> [RECORDS PROVIDED]
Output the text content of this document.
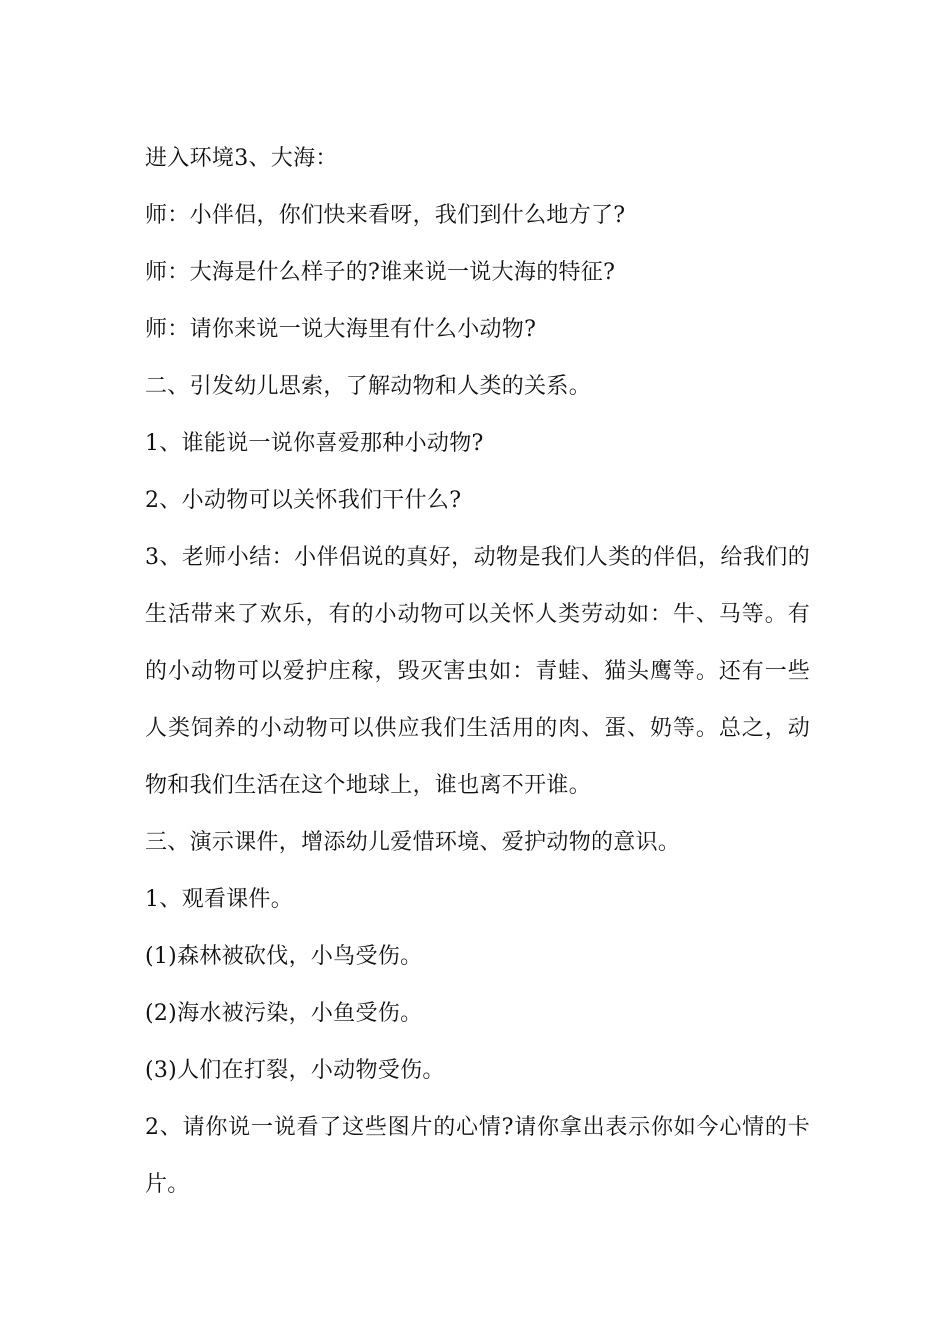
进入环境3、大海：

师：小伴侣，你们快来看呀，我们到什么地方了?

师：大海是什么样子的?谁来说一说大海的特征?

师：请你来说一说大海里有什么小动物?

二、引发幼儿思索，了解动物和人类的关系。

1、谁能说一说你喜爱那种小动物?

2、小动物可以关怀我们干什么?

3、老师小结：小伴侣说的真好，动物是我们人类的伴侣，给我们的生活带来了欢乐，有的小动物可以关怀人类劳动如：牛、马等。有的小动物可以爱护庄稼，毁灭害虫如：青蛙、猫头鹰等。还有一些人类饲养的小动物可以供应我们生活用的肉、蛋、奶等。总之，动物和我们生活在这个地球上，谁也离不开谁。

三、演示课件，增添幼儿爱惜环境、爱护动物的意识。

1、观看课件。

(1)森林被砍伐，小鸟受伤。

(2)海水被污染，小鱼受伤。

(3)人们在打裂，小动物受伤。

2、请你说一说看了这些图片的心情?请你拿出表示你如今心情的卡片。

> [GOAL OF THE EXERCISE]
Return all the entries word for word, but omit any pictures they contain.

> [RESPONSE TO THE TASK]
Output the text content of this document.
进入环境3、大海：

师：小伴侣，你们快来看呀，我们到什么地方了?

师：大海是什么样子的?谁来说一说大海的特征?

师：请你来说一说大海里有什么小动物?

二、引发幼儿思索，了解动物和人类的关系。

1、谁能说一说你喜爱那种小动物?

2、小动物可以关怀我们干什么?

3、老师小结：小伴侣说的真好，动物是我们人类的伴侣，给我们的生活带来了欢乐，有的小动物可以关怀人类劳动如：牛、马等。有的小动物可以爱护庄稼，毁灭害虫如：青蛙、猫头鹰等。还有一些人类饲养的小动物可以供应我们生活用的肉、蛋、奶等。总之，动物和我们生活在这个地球上，谁也离不开谁。

三、演示课件，增添幼儿爱惜环境、爱护动物的意识。

1、观看课件。

(1)森林被砍伐，小鸟受伤。

(2)海水被污染，小鱼受伤。

(3)人们在打裂，小动物受伤。

2、请你说一说看了这些图片的心情?请你拿出表示你如今心情的卡片。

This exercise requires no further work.